Stored entries
- - -

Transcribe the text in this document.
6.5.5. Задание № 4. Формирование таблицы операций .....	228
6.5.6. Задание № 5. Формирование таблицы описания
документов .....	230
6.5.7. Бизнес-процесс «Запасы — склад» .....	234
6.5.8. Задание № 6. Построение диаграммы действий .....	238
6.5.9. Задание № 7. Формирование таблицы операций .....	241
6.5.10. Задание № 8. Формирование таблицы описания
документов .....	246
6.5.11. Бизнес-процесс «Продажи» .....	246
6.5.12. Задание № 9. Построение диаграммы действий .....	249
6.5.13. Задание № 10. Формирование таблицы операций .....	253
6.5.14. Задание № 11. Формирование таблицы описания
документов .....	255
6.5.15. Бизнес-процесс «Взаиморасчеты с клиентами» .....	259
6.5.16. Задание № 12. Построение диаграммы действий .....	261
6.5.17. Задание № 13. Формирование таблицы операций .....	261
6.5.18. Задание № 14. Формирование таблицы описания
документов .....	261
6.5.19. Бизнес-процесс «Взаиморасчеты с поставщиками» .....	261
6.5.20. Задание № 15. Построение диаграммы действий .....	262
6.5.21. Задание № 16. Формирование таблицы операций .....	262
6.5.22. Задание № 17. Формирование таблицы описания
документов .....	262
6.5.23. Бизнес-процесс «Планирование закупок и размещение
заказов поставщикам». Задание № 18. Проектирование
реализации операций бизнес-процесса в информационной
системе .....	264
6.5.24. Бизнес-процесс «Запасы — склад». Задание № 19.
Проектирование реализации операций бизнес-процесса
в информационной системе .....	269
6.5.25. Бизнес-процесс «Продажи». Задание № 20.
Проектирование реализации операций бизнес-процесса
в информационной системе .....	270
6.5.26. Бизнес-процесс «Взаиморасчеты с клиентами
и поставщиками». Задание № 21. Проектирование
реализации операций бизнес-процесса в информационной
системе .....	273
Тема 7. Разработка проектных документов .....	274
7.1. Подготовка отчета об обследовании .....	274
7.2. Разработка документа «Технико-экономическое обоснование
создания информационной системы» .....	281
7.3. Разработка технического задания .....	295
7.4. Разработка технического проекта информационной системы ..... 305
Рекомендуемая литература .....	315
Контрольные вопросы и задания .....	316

- - -

▶ [WHAT THE TASK ASKS]:
Extract all of the material exactly as it is written.

▶ [THE REPLY]:
Transcribe the text in this document.
6.5.5. Задание № 4. Формирование таблицы операций .....	228
6.5.6. Задание № 5. Формирование таблицы описания
документов .....	230
6.5.7. Бизнес-процесс «Запасы — склад» .....	234
6.5.8. Задание № 6. Построение диаграммы действий .....	238
6.5.9. Задание № 7. Формирование таблицы операций .....	241
6.5.10. Задание № 8. Формирование таблицы описания
документов .....	246
6.5.11. Бизнес-процесс «Продажи» .....	246
6.5.12. Задание № 9. Построение диаграммы действий .....	249
6.5.13. Задание № 10. Формирование таблицы операций .....	253
6.5.14. Задание № 11. Формирование таблицы описания
документов .....	255
6.5.15. Бизнес-процесс «Взаиморасчеты с клиентами» .....	259
6.5.16. Задание № 12. Построение диаграммы действий .....	261
6.5.17. Задание № 13. Формирование таблицы операций .....	261
6.5.18. Задание № 14. Формирование таблицы описания
документов .....	261
6.5.19. Бизнес-процесс «Взаиморасчеты с поставщиками» .....	261
6.5.20. Задание № 15. Построение диаграммы действий .....	262
6.5.21. Задание № 16. Формирование таблицы операций .....	262
6.5.22. Задание № 17. Формирование таблицы описания
документов .....	262
6.5.23. Бизнес-процесс «Планирование закупок и размещение
заказов поставщикам». Задание № 18. Проектирование
реализации операций бизнес-процесса в информационной
системе .....	264
6.5.24. Бизнес-процесс «Запасы — склад». Задание № 19.
Проектирование реализации операций бизнес-процесса
в информационной системе .....	269
6.5.25. Бизнес-процесс «Продажи». Задание № 20.
Проектирование реализации операций бизнес-процесса
в информационной системе .....	270
6.5.26. Бизнес-процесс «Взаиморасчеты с клиентами
и поставщиками». Задание № 21. Проектирование
реализации операций бизнес-процесса в информационной
системе .....	273
Тема 7. Разработка проектных документов .....	274
7.1. Подготовка отчета об обследовании .....	274
7.2. Разработка документа «Технико-экономическое обоснование
создания информационной системы» .....	281
7.3. Разработка технического задания .....	295
7.4. Разработка технического проекта информационной системы ..... 305
Рекомендуемая литература .....	315
Контрольные вопросы и задания .....	316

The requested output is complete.